Spatial layout records:
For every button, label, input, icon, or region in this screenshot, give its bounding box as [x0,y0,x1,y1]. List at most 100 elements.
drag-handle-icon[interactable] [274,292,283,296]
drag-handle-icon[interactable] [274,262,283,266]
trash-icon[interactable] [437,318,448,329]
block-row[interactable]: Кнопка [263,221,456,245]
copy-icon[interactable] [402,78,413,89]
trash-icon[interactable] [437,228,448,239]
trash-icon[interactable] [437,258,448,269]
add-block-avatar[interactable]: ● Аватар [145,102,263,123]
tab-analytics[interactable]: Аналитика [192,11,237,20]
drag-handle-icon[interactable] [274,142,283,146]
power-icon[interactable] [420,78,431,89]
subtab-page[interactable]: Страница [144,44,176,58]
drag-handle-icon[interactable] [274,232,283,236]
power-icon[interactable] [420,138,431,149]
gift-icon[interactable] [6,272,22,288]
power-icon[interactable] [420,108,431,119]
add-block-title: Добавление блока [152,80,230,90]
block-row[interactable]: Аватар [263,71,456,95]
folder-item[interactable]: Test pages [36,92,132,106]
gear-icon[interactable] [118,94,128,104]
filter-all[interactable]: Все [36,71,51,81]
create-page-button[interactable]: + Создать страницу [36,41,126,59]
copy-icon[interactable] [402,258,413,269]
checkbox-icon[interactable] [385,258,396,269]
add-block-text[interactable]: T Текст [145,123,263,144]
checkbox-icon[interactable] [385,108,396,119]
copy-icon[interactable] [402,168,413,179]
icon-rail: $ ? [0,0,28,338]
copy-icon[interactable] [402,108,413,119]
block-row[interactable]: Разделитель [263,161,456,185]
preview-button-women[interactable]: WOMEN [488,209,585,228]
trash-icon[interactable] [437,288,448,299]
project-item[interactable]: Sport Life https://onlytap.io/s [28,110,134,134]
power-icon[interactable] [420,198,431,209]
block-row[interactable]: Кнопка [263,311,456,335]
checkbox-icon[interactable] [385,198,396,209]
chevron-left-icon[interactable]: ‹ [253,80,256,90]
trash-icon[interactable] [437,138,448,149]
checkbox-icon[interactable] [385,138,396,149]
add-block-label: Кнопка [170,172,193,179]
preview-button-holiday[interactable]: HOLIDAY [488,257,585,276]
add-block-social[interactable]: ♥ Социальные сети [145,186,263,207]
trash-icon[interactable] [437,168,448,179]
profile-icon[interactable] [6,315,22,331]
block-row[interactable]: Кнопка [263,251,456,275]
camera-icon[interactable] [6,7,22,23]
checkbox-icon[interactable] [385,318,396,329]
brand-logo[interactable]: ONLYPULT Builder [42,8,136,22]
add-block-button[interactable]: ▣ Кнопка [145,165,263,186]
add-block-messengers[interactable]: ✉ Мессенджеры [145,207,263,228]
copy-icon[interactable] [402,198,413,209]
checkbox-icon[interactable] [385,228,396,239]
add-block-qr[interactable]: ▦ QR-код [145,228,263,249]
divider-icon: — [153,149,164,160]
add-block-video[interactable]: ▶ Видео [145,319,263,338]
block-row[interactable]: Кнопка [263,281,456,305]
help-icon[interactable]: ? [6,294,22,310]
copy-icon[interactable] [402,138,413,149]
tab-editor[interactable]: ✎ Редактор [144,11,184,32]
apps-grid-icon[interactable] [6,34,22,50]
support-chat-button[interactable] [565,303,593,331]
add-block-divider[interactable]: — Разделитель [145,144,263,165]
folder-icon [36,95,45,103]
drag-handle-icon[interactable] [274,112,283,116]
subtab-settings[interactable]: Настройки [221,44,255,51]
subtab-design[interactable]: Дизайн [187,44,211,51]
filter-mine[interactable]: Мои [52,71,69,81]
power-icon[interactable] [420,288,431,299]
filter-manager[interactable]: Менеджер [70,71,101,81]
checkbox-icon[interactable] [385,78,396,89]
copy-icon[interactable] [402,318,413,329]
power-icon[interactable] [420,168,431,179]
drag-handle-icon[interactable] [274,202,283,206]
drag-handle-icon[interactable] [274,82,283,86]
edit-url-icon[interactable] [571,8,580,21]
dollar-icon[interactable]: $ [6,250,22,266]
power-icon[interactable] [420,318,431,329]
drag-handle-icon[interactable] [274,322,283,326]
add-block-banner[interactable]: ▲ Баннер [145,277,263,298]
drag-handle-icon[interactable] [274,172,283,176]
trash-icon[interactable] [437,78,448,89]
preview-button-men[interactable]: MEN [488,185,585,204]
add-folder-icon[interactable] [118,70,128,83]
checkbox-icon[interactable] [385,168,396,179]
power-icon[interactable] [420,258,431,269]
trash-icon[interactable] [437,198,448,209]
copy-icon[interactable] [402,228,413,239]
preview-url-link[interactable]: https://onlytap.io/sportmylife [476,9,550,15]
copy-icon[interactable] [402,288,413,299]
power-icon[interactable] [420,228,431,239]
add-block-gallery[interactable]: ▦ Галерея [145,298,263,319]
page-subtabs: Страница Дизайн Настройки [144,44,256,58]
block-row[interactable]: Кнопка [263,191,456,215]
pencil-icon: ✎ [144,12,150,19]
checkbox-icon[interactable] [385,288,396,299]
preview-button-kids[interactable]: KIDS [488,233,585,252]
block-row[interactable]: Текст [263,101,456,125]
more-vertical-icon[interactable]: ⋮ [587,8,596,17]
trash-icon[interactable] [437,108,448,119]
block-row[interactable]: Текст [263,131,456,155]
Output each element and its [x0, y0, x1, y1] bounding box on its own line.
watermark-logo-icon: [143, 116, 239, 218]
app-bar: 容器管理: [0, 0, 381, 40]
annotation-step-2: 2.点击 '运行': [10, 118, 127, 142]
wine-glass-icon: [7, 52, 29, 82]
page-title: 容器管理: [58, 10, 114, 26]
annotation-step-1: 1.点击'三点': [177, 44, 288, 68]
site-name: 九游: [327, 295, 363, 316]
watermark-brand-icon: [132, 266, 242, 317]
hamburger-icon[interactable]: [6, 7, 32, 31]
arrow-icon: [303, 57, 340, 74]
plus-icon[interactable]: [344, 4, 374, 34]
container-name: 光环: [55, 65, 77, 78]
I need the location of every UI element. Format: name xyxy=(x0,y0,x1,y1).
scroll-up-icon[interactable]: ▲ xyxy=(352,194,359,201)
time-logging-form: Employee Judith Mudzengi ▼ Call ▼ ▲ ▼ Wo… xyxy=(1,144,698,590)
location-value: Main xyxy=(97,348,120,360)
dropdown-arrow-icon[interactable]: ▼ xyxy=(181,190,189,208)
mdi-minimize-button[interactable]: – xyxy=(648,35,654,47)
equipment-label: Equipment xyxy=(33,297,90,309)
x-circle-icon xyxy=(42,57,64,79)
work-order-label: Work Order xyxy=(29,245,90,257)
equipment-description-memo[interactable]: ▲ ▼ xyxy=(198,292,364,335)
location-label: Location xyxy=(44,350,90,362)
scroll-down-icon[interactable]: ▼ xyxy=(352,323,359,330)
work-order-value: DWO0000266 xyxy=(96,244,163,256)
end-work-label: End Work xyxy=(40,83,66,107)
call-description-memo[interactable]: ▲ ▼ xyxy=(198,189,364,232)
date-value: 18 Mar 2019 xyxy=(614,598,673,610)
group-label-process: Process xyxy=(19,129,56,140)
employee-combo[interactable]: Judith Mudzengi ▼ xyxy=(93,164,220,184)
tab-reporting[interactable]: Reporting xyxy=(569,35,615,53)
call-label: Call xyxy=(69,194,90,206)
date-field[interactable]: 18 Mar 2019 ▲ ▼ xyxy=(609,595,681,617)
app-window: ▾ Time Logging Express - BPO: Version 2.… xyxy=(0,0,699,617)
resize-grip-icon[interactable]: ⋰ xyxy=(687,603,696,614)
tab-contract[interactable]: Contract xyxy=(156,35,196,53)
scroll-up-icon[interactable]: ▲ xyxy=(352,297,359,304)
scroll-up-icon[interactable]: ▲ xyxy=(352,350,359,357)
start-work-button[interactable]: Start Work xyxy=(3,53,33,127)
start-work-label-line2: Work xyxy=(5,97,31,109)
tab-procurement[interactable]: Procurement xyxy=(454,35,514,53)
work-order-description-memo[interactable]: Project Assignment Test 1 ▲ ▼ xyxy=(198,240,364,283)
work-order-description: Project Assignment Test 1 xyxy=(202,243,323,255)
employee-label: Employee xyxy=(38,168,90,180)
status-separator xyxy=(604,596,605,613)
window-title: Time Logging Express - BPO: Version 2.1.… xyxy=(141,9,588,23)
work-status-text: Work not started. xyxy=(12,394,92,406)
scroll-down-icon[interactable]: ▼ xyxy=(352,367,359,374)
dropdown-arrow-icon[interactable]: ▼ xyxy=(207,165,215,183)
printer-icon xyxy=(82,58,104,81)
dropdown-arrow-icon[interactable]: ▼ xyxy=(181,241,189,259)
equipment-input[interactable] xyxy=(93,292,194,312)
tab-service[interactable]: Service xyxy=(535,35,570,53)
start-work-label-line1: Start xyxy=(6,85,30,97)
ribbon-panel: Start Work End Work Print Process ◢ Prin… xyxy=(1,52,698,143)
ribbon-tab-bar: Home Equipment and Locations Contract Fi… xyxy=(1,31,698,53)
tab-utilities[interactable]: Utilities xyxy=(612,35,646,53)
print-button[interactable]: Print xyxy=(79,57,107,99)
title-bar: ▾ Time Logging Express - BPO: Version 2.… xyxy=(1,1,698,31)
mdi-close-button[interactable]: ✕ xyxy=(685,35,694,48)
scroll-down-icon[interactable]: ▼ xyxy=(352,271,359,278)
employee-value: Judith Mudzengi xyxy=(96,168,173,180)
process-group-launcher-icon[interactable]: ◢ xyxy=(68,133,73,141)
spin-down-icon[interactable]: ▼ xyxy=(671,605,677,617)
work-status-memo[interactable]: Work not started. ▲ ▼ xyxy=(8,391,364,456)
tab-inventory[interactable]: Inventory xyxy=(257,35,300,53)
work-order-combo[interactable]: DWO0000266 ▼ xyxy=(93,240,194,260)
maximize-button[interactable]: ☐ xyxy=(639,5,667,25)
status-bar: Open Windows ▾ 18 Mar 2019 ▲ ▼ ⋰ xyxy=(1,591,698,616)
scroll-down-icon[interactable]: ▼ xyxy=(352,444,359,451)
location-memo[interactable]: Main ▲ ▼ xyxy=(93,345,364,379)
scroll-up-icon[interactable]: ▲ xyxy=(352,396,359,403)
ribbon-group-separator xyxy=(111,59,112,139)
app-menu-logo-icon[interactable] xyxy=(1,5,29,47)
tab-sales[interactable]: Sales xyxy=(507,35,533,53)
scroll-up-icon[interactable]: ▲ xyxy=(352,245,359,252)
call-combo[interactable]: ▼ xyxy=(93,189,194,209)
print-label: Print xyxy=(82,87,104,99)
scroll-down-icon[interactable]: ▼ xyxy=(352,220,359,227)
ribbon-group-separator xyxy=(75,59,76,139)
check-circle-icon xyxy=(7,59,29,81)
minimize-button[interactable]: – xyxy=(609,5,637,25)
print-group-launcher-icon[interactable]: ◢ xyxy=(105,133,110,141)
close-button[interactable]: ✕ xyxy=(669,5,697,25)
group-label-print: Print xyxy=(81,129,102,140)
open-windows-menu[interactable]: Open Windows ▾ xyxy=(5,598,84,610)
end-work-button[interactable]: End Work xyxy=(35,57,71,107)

Task directions:
Reproduce the records from their opening line through the line containing "power-icon[interactable] [420,198,431,209]", swapping each "trash-icon" for "delete-icon" and leaving everything else unchanged.

Problem solution:
For every button, label, input, icon, or region in this screenshot, give its bounding box as [x0,y0,x1,y1]. List at most 100 elements.
drag-handle-icon[interactable] [274,292,283,296]
drag-handle-icon[interactable] [274,262,283,266]
delete-icon[interactable] [437,318,448,329]
block-row[interactable]: Кнопка [263,221,456,245]
copy-icon[interactable] [402,78,413,89]
delete-icon[interactable] [437,228,448,239]
delete-icon[interactable] [437,258,448,269]
add-block-avatar[interactable]: ● Аватар [145,102,263,123]
tab-analytics[interactable]: Аналитика [192,11,237,20]
drag-handle-icon[interactable] [274,142,283,146]
power-icon[interactable] [420,78,431,89]
subtab-page[interactable]: Страница [144,44,176,58]
drag-handle-icon[interactable] [274,232,283,236]
power-icon[interactable] [420,138,431,149]
gift-icon[interactable] [6,272,22,288]
power-icon[interactable] [420,108,431,119]
add-block-title: Добавление блока [152,80,230,90]
block-row[interactable]: Аватар [263,71,456,95]
folder-item[interactable]: Test pages [36,92,132,106]
gear-icon[interactable] [118,94,128,104]
filter-all[interactable]: Все [36,71,51,81]
create-page-button[interactable]: + Создать страницу [36,41,126,59]
copy-icon[interactable] [402,258,413,269]
checkbox-icon[interactable] [385,258,396,269]
add-block-text[interactable]: T Текст [145,123,263,144]
checkbox-icon[interactable] [385,108,396,119]
copy-icon[interactable] [402,168,413,179]
icon-rail: $ ? [0,0,28,338]
copy-icon[interactable] [402,108,413,119]
block-row[interactable]: Разделитель [263,161,456,185]
preview-button-women[interactable]: WOMEN [488,209,585,228]
delete-icon[interactable] [437,288,448,299]
project-item[interactable]: Sport Life https://onlytap.io/s [28,110,134,134]
power-icon[interactable] [420,198,431,209]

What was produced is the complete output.